> Aim: All of the material below is to be returned exactly.
+++++
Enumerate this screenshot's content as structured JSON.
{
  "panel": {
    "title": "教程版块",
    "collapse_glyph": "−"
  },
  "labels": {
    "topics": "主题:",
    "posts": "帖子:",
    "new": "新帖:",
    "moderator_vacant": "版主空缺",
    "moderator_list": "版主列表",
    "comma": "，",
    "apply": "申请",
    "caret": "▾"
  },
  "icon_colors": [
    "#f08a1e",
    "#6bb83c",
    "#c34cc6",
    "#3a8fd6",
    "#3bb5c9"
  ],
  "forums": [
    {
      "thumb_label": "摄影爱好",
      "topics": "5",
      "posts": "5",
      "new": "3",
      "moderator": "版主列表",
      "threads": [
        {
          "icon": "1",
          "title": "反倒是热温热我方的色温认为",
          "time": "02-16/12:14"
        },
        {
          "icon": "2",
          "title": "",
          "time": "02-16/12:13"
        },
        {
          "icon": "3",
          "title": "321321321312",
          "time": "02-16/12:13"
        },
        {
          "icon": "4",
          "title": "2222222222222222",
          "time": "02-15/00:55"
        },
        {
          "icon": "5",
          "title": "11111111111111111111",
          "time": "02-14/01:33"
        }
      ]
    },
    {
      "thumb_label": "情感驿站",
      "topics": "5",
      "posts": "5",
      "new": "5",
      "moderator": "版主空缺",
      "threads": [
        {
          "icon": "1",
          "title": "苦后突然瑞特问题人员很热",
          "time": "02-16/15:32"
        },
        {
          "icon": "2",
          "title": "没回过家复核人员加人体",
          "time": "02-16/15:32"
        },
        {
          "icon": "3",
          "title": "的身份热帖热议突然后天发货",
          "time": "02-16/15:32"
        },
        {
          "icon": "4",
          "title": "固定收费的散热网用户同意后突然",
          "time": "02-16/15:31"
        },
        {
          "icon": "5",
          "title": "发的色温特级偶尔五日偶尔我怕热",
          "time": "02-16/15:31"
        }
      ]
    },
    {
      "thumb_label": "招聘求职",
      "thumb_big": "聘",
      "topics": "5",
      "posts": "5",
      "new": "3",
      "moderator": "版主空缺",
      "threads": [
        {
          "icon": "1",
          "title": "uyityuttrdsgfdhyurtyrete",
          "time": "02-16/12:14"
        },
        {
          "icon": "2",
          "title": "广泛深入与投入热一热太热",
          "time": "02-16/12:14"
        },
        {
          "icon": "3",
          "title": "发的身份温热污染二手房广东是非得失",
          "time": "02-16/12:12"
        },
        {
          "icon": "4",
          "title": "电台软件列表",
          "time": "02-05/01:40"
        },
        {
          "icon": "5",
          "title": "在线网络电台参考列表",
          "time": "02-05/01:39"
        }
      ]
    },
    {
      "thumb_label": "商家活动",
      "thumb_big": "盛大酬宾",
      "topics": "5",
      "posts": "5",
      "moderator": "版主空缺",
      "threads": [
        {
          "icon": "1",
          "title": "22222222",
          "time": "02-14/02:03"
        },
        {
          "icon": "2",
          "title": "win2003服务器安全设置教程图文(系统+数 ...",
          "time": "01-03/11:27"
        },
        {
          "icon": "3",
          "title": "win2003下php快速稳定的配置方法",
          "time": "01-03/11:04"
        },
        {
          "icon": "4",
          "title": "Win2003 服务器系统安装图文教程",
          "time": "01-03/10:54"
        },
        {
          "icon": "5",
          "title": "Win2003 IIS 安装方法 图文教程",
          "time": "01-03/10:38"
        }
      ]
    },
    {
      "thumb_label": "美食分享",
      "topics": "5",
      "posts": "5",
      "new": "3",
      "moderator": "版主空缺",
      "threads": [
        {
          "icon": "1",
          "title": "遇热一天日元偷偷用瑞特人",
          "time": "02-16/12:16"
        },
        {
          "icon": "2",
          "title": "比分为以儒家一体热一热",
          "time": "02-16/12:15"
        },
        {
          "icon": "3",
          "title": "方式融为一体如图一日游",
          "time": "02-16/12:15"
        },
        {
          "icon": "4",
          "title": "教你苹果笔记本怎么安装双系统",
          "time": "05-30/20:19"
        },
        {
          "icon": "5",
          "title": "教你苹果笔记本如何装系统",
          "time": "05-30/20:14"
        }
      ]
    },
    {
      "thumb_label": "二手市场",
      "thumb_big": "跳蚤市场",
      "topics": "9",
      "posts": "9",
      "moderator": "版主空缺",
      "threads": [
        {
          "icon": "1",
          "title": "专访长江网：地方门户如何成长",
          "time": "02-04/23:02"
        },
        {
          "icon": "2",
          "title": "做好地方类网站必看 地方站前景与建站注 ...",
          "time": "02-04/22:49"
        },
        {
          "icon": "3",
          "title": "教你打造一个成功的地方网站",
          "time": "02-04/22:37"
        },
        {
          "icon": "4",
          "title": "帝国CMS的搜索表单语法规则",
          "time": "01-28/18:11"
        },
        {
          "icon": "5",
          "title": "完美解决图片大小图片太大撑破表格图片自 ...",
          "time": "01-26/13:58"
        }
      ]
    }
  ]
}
+++++
> Correct result:
Enumerate this screenshot's content as structured JSON.
{
  "panel": {
    "title": "教程版块",
    "collapse_glyph": "−"
  },
  "labels": {
    "topics": "主题:",
    "posts": "帖子:",
    "new": "新帖:",
    "moderator_vacant": "版主空缺",
    "moderator_list": "版主列表",
    "comma": "，",
    "apply": "申请",
    "caret": "▾"
  },
  "icon_colors": [
    "#f08a1e",
    "#6bb83c",
    "#c34cc6",
    "#3a8fd6",
    "#3bb5c9"
  ],
  "forums": [
    {
      "thumb_label": "摄影爱好",
      "topics": "5",
      "posts": "5",
      "new": "3",
      "moderator": "版主列表",
      "threads": [
        {
          "icon": "1",
          "title": "反倒是热温热我方的色温认为",
          "time": "02-16/12:14"
        },
        {
          "icon": "2",
          "title": "",
          "time": "02-16/12:13"
        },
        {
          "icon": "3",
          "title": "321321321312",
          "time": "02-16/12:13"
        },
        {
          "icon": "4",
          "title": "2222222222222222",
          "time": "02-15/00:55"
        },
        {
          "icon": "5",
          "title": "11111111111111111111",
          "time": "02-14/01:33"
        }
      ]
    },
    {
      "thumb_label": "情感驿站",
      "topics": "5",
      "posts": "5",
      "new": "5",
      "moderator": "版主空缺",
      "threads": [
        {
          "icon": "1",
          "title": "苦后突然瑞特问题人员很热",
          "time": "02-16/15:32"
        },
        {
          "icon": "2",
          "title": "没回过家复核人员加人体",
          "time": "02-16/15:32"
        },
        {
          "icon": "3",
          "title": "的身份热帖热议突然后天发货",
          "time": "02-16/15:32"
        },
        {
          "icon": "4",
          "title": "固定收费的散热网用户同意后突然",
          "time": "02-16/15:31"
        },
        {
          "icon": "5",
          "title": "发的色温特级偶尔五日偶尔我怕热",
          "time": "02-16/15:31"
        }
      ]
    },
    {
      "thumb_label": "招聘求职",
      "thumb_big": "聘",
      "topics": "5",
      "posts": "5",
      "new": "3",
      "moderator": "版主空缺",
      "threads": [
        {
          "icon": "1",
          "title": "uyityuttrdsgfdhyurtyrete",
          "time": "02-16/12:14"
        },
        {
          "icon": "2",
          "title": "广泛深入与投入热一热太热",
          "time": "02-16/12:14"
        },
        {
          "icon": "3",
          "title": "发的身份温热污染二手房广东是非得失",
          "time": "02-16/12:12"
        },
        {
          "icon": "4",
          "title": "电台软件列表",
          "time": "02-05/01:40"
        },
        {
          "icon": "5",
          "title": "在线网络电台参考列表",
          "time": "02-05/01:39"
        }
      ]
    },
    {
      "thumb_label": "商家活动",
      "thumb_big": "盛大酬宾",
      "topics": "5",
      "posts": "5",
      "moderator": "版主空缺",
      "threads": [
        {
          "icon": "1",
          "title": "22222222",
          "time": "02-14/02:03"
        },
        {
          "icon": "2",
          "title": "win2003服务器安全设置教程图文(系统+数 ...",
          "time": "01-03/11:27"
        },
        {
          "icon": "3",
          "title": "win2003下php快速稳定的配置方法",
          "time": "01-03/11:04"
        },
        {
          "icon": "4",
          "title": "Win2003 服务器系统安装图文教程",
          "time": "01-03/10:54"
        },
        {
          "icon": "5",
          "title": "Win2003 IIS 安装方法 图文教程",
          "time": "01-03/10:38"
        }
      ]
    },
    {
      "thumb_label": "美食分享",
      "topics": "5",
      "posts": "5",
      "new": "3",
      "moderator": "版主空缺",
      "threads": [
        {
          "icon": "1",
          "title": "遇热一天日元偷偷用瑞特人",
          "time": "02-16/12:16"
        },
        {
          "icon": "2",
          "title": "比分为以儒家一体热一热",
          "time": "02-16/12:15"
        },
        {
          "icon": "3",
          "title": "方式融为一体如图一日游",
          "time": "02-16/12:15"
        },
        {
          "icon": "4",
          "title": "教你苹果笔记本怎么安装双系统",
          "time": "05-30/20:19"
        },
        {
          "icon": "5",
          "title": "教你苹果笔记本如何装系统",
          "time": "05-30/20:14"
        }
      ]
    },
    {
      "thumb_label": "二手市场",
      "thumb_big": "跳蚤市场",
      "topics": "9",
      "posts": "9",
      "moderator": "版主空缺",
      "threads": [
        {
          "icon": "1",
          "title": "专访长江网：地方门户如何成长",
          "time": "02-04/23:02"
        },
        {
          "icon": "2",
          "title": "做好地方类网站必看 地方站前景与建站注 ...",
          "time": "02-04/22:49"
        },
        {
          "icon": "3",
          "title": "教你打造一个成功的地方网站",
          "time": "02-04/22:37"
        },
        {
          "icon": "4",
          "title": "帝国CMS的搜索表单语法规则",
          "time": "01-28/18:11"
        },
        {
          "icon": "5",
          "title": "完美解决图片大小图片太大撑破表格图片自 ...",
          "time": "01-26/13:58"
        }
      ]
    }
  ]
}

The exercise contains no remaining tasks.